**Task details:** Find every line with the word "this". Copy those lines.

**Rows:**
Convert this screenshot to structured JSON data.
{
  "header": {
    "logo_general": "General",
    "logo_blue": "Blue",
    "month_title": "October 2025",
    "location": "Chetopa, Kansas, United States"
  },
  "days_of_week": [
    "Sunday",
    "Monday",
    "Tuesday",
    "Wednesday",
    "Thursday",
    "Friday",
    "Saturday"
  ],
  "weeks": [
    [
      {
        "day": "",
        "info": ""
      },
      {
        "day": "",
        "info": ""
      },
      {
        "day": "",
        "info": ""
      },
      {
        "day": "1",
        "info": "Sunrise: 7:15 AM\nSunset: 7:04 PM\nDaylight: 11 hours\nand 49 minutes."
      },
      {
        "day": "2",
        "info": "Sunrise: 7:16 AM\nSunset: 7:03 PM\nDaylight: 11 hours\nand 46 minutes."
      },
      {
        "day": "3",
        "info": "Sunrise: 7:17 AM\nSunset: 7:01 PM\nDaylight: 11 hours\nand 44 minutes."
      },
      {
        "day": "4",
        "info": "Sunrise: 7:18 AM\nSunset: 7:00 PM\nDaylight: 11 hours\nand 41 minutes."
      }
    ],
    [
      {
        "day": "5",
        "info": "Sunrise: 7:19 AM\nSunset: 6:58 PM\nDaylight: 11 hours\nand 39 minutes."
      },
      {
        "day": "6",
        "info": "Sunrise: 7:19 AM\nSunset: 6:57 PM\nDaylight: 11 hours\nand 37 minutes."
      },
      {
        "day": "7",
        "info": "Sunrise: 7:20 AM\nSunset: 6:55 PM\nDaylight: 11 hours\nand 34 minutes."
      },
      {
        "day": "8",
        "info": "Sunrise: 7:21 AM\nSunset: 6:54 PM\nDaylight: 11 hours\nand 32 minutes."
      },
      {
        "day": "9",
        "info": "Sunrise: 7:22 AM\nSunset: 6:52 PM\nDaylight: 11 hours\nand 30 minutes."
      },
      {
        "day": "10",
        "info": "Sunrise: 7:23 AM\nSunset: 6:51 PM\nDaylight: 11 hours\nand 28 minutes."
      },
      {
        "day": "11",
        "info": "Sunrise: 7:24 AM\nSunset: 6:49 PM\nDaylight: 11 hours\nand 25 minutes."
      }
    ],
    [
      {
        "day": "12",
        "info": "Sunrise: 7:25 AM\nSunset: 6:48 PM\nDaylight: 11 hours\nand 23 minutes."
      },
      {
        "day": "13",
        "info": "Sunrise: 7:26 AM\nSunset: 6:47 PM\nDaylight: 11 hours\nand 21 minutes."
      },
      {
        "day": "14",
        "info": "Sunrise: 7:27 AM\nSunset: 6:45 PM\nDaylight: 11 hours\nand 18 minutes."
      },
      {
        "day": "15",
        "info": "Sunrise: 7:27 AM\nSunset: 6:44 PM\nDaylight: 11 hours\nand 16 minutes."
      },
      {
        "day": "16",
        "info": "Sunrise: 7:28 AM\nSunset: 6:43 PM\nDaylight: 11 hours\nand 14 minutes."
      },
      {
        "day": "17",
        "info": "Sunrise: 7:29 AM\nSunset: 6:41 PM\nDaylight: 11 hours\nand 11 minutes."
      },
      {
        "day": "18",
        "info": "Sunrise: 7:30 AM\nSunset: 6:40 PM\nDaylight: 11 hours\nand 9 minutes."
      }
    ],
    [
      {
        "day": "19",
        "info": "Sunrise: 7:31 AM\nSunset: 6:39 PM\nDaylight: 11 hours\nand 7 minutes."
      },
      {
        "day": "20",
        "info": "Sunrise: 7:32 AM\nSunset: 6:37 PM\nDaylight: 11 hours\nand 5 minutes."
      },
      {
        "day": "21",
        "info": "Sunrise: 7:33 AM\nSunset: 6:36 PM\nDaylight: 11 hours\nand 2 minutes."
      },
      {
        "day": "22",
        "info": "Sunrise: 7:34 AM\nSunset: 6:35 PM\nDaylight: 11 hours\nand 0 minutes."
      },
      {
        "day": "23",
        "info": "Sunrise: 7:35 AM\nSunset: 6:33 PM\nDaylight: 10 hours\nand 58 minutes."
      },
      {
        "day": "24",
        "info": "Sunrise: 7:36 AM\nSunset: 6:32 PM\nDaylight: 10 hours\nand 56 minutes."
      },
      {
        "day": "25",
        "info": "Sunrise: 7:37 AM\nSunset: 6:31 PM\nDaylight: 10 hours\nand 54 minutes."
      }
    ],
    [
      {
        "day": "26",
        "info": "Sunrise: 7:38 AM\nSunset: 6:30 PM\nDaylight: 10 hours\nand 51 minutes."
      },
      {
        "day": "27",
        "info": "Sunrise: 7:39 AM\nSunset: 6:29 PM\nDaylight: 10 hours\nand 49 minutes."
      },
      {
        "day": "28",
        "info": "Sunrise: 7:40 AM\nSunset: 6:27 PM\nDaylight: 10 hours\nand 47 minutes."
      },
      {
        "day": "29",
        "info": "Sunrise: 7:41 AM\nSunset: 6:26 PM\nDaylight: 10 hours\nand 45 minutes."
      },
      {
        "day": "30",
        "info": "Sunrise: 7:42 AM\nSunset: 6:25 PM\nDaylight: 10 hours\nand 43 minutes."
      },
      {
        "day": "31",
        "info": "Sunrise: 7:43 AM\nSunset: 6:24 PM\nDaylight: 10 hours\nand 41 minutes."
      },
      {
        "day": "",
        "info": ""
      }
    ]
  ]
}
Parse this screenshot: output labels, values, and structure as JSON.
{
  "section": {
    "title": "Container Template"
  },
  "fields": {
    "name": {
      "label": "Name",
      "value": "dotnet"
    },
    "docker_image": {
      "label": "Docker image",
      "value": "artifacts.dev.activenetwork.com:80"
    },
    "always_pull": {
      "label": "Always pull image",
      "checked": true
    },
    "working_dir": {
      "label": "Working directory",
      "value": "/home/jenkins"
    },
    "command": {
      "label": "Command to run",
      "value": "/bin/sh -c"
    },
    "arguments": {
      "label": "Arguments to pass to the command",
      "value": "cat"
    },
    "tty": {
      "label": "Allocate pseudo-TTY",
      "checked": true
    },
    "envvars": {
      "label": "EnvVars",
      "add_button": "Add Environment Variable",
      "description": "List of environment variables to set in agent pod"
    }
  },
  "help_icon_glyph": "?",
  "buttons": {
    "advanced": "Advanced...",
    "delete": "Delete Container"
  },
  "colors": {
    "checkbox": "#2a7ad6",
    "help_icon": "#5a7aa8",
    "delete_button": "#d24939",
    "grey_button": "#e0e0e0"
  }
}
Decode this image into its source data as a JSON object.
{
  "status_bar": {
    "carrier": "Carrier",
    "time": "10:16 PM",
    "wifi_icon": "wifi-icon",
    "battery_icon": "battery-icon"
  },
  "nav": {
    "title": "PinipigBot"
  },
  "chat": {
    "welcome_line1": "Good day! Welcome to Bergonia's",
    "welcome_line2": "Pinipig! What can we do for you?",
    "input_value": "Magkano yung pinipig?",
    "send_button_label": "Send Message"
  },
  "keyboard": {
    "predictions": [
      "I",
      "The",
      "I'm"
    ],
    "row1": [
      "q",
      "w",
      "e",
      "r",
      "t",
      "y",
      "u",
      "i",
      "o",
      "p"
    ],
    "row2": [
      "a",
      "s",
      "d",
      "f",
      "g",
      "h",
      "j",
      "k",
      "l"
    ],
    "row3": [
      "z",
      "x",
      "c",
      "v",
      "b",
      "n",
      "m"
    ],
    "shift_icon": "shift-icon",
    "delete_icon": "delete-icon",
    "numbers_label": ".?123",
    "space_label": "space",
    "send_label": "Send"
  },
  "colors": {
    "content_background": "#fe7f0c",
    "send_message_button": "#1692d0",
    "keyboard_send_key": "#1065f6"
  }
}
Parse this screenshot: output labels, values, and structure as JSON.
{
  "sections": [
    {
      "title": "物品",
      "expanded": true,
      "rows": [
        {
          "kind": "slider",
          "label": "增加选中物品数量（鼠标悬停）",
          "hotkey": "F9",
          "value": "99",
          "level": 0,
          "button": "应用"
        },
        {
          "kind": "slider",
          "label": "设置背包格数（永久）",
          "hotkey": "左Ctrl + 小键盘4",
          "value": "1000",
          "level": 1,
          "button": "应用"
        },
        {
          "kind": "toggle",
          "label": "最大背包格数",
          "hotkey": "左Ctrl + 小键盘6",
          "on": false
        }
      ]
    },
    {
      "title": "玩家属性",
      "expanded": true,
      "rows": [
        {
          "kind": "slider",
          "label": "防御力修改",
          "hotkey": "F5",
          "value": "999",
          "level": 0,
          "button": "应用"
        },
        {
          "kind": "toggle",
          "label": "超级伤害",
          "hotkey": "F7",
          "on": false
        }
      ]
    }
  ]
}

**Reply:**
Convert this screenshot to structured JSON data.
Parse this screenshot: output labels, values, and structure as JSON.
Decode this image into its source data as a JSON object.
Parse this screenshot: output labels, values, and structure as JSON.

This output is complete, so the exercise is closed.